-- Provided information start --

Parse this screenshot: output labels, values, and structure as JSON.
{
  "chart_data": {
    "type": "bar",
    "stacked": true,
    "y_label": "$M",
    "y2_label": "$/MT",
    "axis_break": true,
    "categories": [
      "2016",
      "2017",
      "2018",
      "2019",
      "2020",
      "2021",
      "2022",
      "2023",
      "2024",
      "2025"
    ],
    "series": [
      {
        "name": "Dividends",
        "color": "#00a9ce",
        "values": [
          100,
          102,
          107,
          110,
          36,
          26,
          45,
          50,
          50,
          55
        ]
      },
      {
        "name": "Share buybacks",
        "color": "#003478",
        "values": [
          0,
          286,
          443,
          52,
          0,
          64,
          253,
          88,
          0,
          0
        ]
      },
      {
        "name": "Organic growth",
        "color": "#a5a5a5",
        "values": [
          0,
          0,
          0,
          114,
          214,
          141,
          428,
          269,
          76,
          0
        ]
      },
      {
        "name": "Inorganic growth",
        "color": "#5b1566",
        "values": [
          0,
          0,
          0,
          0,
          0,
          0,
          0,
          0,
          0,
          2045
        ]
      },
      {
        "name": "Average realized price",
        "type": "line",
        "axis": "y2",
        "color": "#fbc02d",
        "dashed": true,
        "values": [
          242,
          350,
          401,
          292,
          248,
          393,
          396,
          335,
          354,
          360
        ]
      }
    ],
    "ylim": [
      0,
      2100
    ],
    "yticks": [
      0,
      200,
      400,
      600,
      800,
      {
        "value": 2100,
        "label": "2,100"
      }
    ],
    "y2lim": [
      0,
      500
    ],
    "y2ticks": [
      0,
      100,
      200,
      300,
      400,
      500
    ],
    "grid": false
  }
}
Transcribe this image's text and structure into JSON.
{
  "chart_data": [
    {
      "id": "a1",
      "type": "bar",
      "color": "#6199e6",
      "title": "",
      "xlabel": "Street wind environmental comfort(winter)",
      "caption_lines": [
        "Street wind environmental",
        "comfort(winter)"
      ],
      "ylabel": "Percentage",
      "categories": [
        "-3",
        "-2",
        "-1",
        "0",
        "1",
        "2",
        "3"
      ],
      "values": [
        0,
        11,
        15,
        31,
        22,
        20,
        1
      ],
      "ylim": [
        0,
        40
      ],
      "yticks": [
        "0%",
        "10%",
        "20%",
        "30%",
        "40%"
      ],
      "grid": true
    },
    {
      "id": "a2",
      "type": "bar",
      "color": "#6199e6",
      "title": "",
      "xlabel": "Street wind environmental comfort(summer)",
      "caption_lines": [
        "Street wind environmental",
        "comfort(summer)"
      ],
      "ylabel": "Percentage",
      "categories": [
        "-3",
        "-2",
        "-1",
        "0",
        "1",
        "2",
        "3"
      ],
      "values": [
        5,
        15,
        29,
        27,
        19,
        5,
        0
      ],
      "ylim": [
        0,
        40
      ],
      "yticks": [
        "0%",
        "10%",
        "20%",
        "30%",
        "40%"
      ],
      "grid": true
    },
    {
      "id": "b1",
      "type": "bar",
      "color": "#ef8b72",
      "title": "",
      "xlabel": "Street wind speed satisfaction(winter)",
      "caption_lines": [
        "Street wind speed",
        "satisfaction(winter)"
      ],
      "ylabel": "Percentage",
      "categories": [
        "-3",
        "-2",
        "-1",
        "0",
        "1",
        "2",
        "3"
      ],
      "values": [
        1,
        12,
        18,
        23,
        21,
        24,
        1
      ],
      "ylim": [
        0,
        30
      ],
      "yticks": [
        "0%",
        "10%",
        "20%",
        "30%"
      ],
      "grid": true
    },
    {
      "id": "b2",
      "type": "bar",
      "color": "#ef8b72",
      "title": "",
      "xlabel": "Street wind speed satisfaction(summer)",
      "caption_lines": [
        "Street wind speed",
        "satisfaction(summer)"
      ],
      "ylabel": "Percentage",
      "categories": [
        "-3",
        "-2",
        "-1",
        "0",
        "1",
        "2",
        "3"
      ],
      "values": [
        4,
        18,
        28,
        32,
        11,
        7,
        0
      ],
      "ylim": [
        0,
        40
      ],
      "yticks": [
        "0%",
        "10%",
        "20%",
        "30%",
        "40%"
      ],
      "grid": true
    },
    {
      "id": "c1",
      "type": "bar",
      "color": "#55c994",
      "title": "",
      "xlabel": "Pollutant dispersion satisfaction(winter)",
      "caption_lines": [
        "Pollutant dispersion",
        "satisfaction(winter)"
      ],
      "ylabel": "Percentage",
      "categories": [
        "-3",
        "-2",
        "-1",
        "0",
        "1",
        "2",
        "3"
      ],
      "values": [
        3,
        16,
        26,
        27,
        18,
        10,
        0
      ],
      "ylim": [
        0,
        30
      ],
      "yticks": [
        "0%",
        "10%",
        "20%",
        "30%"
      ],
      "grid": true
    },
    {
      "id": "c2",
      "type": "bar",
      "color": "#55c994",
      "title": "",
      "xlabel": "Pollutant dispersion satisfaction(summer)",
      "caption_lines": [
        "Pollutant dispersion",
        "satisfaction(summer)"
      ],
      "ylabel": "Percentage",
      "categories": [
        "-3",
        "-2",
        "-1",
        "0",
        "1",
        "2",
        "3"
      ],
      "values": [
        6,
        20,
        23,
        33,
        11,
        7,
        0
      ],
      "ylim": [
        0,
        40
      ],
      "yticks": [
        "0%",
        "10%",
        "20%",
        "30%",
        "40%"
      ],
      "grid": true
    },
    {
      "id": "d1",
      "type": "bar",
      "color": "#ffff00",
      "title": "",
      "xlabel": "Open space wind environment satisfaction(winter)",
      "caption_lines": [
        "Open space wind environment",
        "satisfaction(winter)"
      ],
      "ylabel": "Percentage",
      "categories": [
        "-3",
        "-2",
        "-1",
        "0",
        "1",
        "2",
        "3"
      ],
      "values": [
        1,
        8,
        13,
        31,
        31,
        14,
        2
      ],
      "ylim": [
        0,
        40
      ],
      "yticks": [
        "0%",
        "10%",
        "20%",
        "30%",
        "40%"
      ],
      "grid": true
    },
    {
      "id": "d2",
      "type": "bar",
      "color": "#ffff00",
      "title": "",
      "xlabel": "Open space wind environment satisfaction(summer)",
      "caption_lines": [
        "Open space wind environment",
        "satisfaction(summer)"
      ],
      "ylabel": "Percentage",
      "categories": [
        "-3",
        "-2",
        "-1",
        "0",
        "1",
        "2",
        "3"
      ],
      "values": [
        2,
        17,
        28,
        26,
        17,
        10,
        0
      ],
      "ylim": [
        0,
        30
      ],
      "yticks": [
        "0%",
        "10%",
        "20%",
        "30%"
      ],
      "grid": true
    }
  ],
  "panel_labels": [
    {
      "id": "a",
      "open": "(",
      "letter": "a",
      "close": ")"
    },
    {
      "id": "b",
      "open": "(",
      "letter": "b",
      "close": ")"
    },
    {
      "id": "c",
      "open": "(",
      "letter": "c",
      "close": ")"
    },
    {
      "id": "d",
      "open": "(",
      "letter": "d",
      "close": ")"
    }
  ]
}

-- Provided information end --

**Your objective:** Filter the records above and return every line that holds the word "Pollutant".

**Complete output:**
      "xlabel": "Pollutant dispersion satisfaction(winter)",
        "Pollutant dispersion",
      "xlabel": "Pollutant dispersion satisfaction(summer)",
        "Pollutant dispersion",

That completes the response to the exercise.